* START Working data *

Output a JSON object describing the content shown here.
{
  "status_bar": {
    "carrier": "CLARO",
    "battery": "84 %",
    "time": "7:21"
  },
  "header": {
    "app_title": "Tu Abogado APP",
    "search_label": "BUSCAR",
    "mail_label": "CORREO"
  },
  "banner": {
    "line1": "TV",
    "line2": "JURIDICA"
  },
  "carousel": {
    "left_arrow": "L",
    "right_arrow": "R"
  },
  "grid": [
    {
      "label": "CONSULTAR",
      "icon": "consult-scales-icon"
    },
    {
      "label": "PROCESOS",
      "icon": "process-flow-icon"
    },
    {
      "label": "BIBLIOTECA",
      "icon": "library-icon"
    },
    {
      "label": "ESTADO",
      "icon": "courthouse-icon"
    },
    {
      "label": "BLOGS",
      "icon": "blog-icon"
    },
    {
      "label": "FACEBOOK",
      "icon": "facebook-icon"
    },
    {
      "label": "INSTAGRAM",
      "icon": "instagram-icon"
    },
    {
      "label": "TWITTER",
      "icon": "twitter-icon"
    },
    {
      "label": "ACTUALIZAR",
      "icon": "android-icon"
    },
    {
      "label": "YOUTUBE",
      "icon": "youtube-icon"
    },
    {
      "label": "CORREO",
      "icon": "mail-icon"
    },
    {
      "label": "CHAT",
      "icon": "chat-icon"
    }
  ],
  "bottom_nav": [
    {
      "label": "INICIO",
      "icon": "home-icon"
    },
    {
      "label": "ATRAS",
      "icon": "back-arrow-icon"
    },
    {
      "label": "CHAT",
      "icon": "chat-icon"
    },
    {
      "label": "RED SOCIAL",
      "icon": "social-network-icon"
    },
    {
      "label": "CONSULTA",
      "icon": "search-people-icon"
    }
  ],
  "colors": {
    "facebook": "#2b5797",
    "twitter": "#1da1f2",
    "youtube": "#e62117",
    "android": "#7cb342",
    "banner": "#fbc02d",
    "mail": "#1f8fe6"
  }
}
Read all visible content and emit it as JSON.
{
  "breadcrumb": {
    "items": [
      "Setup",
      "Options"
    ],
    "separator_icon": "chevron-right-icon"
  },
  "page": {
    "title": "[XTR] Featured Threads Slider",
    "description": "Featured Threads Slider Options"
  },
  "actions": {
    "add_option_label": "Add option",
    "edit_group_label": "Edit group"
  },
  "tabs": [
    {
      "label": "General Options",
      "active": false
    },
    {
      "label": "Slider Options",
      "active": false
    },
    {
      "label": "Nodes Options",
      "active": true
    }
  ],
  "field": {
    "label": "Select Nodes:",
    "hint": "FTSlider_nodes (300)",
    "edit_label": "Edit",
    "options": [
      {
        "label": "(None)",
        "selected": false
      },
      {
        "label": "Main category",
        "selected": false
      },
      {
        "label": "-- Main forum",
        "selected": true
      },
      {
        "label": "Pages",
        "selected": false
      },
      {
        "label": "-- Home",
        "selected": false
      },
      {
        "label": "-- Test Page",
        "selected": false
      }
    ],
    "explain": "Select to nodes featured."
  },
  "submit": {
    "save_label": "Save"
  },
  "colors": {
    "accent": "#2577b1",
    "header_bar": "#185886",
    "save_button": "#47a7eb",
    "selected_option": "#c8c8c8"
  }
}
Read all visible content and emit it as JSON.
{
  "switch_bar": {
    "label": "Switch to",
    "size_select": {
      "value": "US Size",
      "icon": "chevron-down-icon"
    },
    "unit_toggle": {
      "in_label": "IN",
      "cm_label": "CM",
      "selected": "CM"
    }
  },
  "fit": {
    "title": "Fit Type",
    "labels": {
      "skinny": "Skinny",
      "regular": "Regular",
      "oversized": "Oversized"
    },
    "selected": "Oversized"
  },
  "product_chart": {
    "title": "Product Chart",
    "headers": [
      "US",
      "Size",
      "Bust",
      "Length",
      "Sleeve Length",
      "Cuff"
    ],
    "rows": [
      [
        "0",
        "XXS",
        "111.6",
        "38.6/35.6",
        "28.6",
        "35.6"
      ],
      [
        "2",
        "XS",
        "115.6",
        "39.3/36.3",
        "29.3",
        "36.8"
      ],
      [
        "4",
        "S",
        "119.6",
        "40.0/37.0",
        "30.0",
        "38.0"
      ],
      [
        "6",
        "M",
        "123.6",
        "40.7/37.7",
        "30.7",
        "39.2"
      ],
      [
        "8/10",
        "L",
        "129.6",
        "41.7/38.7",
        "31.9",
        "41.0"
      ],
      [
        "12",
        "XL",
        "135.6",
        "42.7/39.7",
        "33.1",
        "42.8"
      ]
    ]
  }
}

* END Working data *

» Work to complete:
Nothing should be left out: return all of the records exactly.

» Output:
Output a JSON object describing the content shown here.
{
  "status_bar": {
    "carrier": "CLARO",
    "battery": "84 %",
    "time": "7:21"
  },
  "header": {
    "app_title": "Tu Abogado APP",
    "search_label": "BUSCAR",
    "mail_label": "CORREO"
  },
  "banner": {
    "line1": "TV",
    "line2": "JURIDICA"
  },
  "carousel": {
    "left_arrow": "L",
    "right_arrow": "R"
  },
  "grid": [
    {
      "label": "CONSULTAR",
      "icon": "consult-scales-icon"
    },
    {
      "label": "PROCESOS",
      "icon": "process-flow-icon"
    },
    {
      "label": "BIBLIOTECA",
      "icon": "library-icon"
    },
    {
      "label": "ESTADO",
      "icon": "courthouse-icon"
    },
    {
      "label": "BLOGS",
      "icon": "blog-icon"
    },
    {
      "label": "FACEBOOK",
      "icon": "facebook-icon"
    },
    {
      "label": "INSTAGRAM",
      "icon": "instagram-icon"
    },
    {
      "label": "TWITTER",
      "icon": "twitter-icon"
    },
    {
      "label": "ACTUALIZAR",
      "icon": "android-icon"
    },
    {
      "label": "YOUTUBE",
      "icon": "youtube-icon"
    },
    {
      "label": "CORREO",
      "icon": "mail-icon"
    },
    {
      "label": "CHAT",
      "icon": "chat-icon"
    }
  ],
  "bottom_nav": [
    {
      "label": "INICIO",
      "icon": "home-icon"
    },
    {
      "label": "ATRAS",
      "icon": "back-arrow-icon"
    },
    {
      "label": "CHAT",
      "icon": "chat-icon"
    },
    {
      "label": "RED SOCIAL",
      "icon": "social-network-icon"
    },
    {
      "label": "CONSULTA",
      "icon": "search-people-icon"
    }
  ],
  "colors": {
    "facebook": "#2b5797",
    "twitter": "#1da1f2",
    "youtube": "#e62117",
    "android": "#7cb342",
    "banner": "#fbc02d",
    "mail": "#1f8fe6"
  }
}
Read all visible content and emit it as JSON.
{
  "breadcrumb": {
    "items": [
      "Setup",
      "Options"
    ],
    "separator_icon": "chevron-right-icon"
  },
  "page": {
    "title": "[XTR] Featured Threads Slider",
    "description": "Featured Threads Slider Options"
  },
  "actions": {
    "add_option_label": "Add option",
    "edit_group_label": "Edit group"
  },
  "tabs": [
    {
      "label": "General Options",
      "active": false
    },
    {
      "label": "Slider Options",
      "active": false
    },
    {
      "label": "Nodes Options",
      "active": true
    }
  ],
  "field": {
    "label": "Select Nodes:",
    "hint": "FTSlider_nodes (300)",
    "edit_label": "Edit",
    "options": [
      {
        "label": "(None)",
        "selected": false
      },
      {
        "label": "Main category",
        "selected": false
      },
      {
        "label": "-- Main forum",
        "selected": true
      },
      {
        "label": "Pages",
        "selected": false
      },
      {
        "label": "-- Home",
        "selected": false
      },
      {
        "label": "-- Test Page",
        "selected": false
      }
    ],
    "explain": "Select to nodes featured."
  },
  "submit": {
    "save_label": "Save"
  },
  "colors": {
    "accent": "#2577b1",
    "header_bar": "#185886",
    "save_button": "#47a7eb",
    "selected_option": "#c8c8c8"
  }
}
Read all visible content and emit it as JSON.
{
  "switch_bar": {
    "label": "Switch to",
    "size_select": {
      "value": "US Size",
      "icon": "chevron-down-icon"
    },
    "unit_toggle": {
      "in_label": "IN",
      "cm_label": "CM",
      "selected": "CM"
    }
  },
  "fit": {
    "title": "Fit Type",
    "labels": {
      "skinny": "Skinny",
      "regular": "Regular",
      "oversized": "Oversized"
    },
    "selected": "Oversized"
  },
  "product_chart": {
    "title": "Product Chart",
    "headers": [
      "US",
      "Size",
      "Bust",
      "Length",
      "Sleeve Length",
      "Cuff"
    ],
    "rows": [
      [
        "0",
        "XXS",
        "111.6",
        "38.6/35.6",
        "28.6",
        "35.6"
      ],
      [
        "2",
        "XS",
        "115.6",
        "39.3/36.3",
        "29.3",
        "36.8"
      ],
      [
        "4",
        "S",
        "119.6",
        "40.0/37.0",
        "30.0",
        "38.0"
      ],
      [
        "6",
        "M",
        "123.6",
        "40.7/37.7",
        "30.7",
        "39.2"
      ],
      [
        "8/10",
        "L",
        "129.6",
        "41.7/38.7",
        "31.9",
        "41.0"
      ],
      [
        "12",
        "XL",
        "135.6",
        "42.7/39.7",
        "33.1",
        "42.8"
      ]
    ]
  }
}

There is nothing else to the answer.